#### [REQUIRED WORK]
Every record below should be printed exactly as given.

#### [SUPPLIED RECORDS]
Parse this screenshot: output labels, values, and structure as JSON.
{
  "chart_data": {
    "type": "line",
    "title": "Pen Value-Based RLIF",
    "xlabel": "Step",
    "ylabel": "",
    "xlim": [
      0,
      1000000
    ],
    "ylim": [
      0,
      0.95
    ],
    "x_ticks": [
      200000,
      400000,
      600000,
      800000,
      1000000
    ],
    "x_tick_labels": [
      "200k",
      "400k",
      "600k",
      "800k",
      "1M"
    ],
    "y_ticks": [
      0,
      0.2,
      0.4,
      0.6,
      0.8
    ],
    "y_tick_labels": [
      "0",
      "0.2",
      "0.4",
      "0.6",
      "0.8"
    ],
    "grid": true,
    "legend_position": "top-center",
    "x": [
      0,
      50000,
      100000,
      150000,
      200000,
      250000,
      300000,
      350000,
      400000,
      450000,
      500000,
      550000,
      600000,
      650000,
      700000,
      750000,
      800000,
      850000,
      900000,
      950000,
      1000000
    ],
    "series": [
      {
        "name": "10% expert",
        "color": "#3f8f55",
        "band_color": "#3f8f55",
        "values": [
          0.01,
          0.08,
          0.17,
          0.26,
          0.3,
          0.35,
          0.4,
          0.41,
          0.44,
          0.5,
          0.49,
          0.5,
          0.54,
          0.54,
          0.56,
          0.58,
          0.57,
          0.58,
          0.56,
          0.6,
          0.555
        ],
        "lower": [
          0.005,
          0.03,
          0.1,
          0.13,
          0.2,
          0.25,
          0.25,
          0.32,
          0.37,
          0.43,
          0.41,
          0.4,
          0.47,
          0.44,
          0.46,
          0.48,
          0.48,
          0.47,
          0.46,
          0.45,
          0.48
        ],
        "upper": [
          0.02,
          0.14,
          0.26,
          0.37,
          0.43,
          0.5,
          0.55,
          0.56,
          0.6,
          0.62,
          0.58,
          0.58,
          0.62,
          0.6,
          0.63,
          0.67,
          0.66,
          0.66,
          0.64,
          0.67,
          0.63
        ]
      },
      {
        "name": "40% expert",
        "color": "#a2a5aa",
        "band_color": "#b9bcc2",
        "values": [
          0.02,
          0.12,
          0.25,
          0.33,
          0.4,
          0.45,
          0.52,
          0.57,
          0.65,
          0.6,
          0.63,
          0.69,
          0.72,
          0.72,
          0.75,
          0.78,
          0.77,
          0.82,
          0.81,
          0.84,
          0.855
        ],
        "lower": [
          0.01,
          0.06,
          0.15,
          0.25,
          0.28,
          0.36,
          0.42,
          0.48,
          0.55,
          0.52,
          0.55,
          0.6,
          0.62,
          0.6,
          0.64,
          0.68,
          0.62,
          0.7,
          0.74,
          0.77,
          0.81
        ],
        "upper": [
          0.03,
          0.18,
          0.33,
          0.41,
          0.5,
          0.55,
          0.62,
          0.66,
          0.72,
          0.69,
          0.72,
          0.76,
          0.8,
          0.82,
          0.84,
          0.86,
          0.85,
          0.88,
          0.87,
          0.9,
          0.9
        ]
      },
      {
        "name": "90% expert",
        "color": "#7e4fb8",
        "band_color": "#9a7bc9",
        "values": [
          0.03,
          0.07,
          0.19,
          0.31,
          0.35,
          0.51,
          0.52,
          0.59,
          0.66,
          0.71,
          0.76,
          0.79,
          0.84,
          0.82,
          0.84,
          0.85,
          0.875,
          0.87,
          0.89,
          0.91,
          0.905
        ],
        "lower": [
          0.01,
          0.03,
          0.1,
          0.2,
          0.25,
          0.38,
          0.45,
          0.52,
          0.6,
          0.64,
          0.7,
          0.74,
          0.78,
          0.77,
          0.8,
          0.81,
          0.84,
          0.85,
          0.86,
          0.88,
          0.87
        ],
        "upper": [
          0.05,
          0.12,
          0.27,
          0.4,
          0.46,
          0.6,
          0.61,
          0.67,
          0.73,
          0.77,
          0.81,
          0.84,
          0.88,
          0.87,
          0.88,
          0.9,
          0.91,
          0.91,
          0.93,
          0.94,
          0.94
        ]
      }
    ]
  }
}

#### [TASK ANSWER]
Parse this screenshot: output labels, values, and structure as JSON.
{
  "chart_data": {
    "type": "line",
    "title": "Pen Value-Based RLIF",
    "xlabel": "Step",
    "ylabel": "",
    "xlim": [
      0,
      1000000
    ],
    "ylim": [
      0,
      0.95
    ],
    "x_ticks": [
      200000,
      400000,
      600000,
      800000,
      1000000
    ],
    "x_tick_labels": [
      "200k",
      "400k",
      "600k",
      "800k",
      "1M"
    ],
    "y_ticks": [
      0,
      0.2,
      0.4,
      0.6,
      0.8
    ],
    "y_tick_labels": [
      "0",
      "0.2",
      "0.4",
      "0.6",
      "0.8"
    ],
    "grid": true,
    "legend_position": "top-center",
    "x": [
      0,
      50000,
      100000,
      150000,
      200000,
      250000,
      300000,
      350000,
      400000,
      450000,
      500000,
      550000,
      600000,
      650000,
      700000,
      750000,
      800000,
      850000,
      900000,
      950000,
      1000000
    ],
    "series": [
      {
        "name": "10% expert",
        "color": "#3f8f55",
        "band_color": "#3f8f55",
        "values": [
          0.01,
          0.08,
          0.17,
          0.26,
          0.3,
          0.35,
          0.4,
          0.41,
          0.44,
          0.5,
          0.49,
          0.5,
          0.54,
          0.54,
          0.56,
          0.58,
          0.57,
          0.58,
          0.56,
          0.6,
          0.555
        ],
        "lower": [
          0.005,
          0.03,
          0.1,
          0.13,
          0.2,
          0.25,
          0.25,
          0.32,
          0.37,
          0.43,
          0.41,
          0.4,
          0.47,
          0.44,
          0.46,
          0.48,
          0.48,
          0.47,
          0.46,
          0.45,
          0.48
        ],
        "upper": [
          0.02,
          0.14,
          0.26,
          0.37,
          0.43,
          0.5,
          0.55,
          0.56,
          0.6,
          0.62,
          0.58,
          0.58,
          0.62,
          0.6,
          0.63,
          0.67,
          0.66,
          0.66,
          0.64,
          0.67,
          0.63
        ]
      },
      {
        "name": "40% expert",
        "color": "#a2a5aa",
        "band_color": "#b9bcc2",
        "values": [
          0.02,
          0.12,
          0.25,
          0.33,
          0.4,
          0.45,
          0.52,
          0.57,
          0.65,
          0.6,
          0.63,
          0.69,
          0.72,
          0.72,
          0.75,
          0.78,
          0.77,
          0.82,
          0.81,
          0.84,
          0.855
        ],
        "lower": [
          0.01,
          0.06,
          0.15,
          0.25,
          0.28,
          0.36,
          0.42,
          0.48,
          0.55,
          0.52,
          0.55,
          0.6,
          0.62,
          0.6,
          0.64,
          0.68,
          0.62,
          0.7,
          0.74,
          0.77,
          0.81
        ],
        "upper": [
          0.03,
          0.18,
          0.33,
          0.41,
          0.5,
          0.55,
          0.62,
          0.66,
          0.72,
          0.69,
          0.72,
          0.76,
          0.8,
          0.82,
          0.84,
          0.86,
          0.85,
          0.88,
          0.87,
          0.9,
          0.9
        ]
      },
      {
        "name": "90% expert",
        "color": "#7e4fb8",
        "band_color": "#9a7bc9",
        "values": [
          0.03,
          0.07,
          0.19,
          0.31,
          0.35,
          0.51,
          0.52,
          0.59,
          0.66,
          0.71,
          0.76,
          0.79,
          0.84,
          0.82,
          0.84,
          0.85,
          0.875,
          0.87,
          0.89,
          0.91,
          0.905
        ],
        "lower": [
          0.01,
          0.03,
          0.1,
          0.2,
          0.25,
          0.38,
          0.45,
          0.52,
          0.6,
          0.64,
          0.7,
          0.74,
          0.78,
          0.77,
          0.8,
          0.81,
          0.84,
          0.85,
          0.86,
          0.88,
          0.87
        ],
        "upper": [
          0.05,
          0.12,
          0.27,
          0.4,
          0.46,
          0.6,
          0.61,
          0.67,
          0.73,
          0.77,
          0.81,
          0.84,
          0.88,
          0.87,
          0.88,
          0.9,
          0.91,
          0.91,
          0.93,
          0.94,
          0.94
        ]
      }
    ]
  }
}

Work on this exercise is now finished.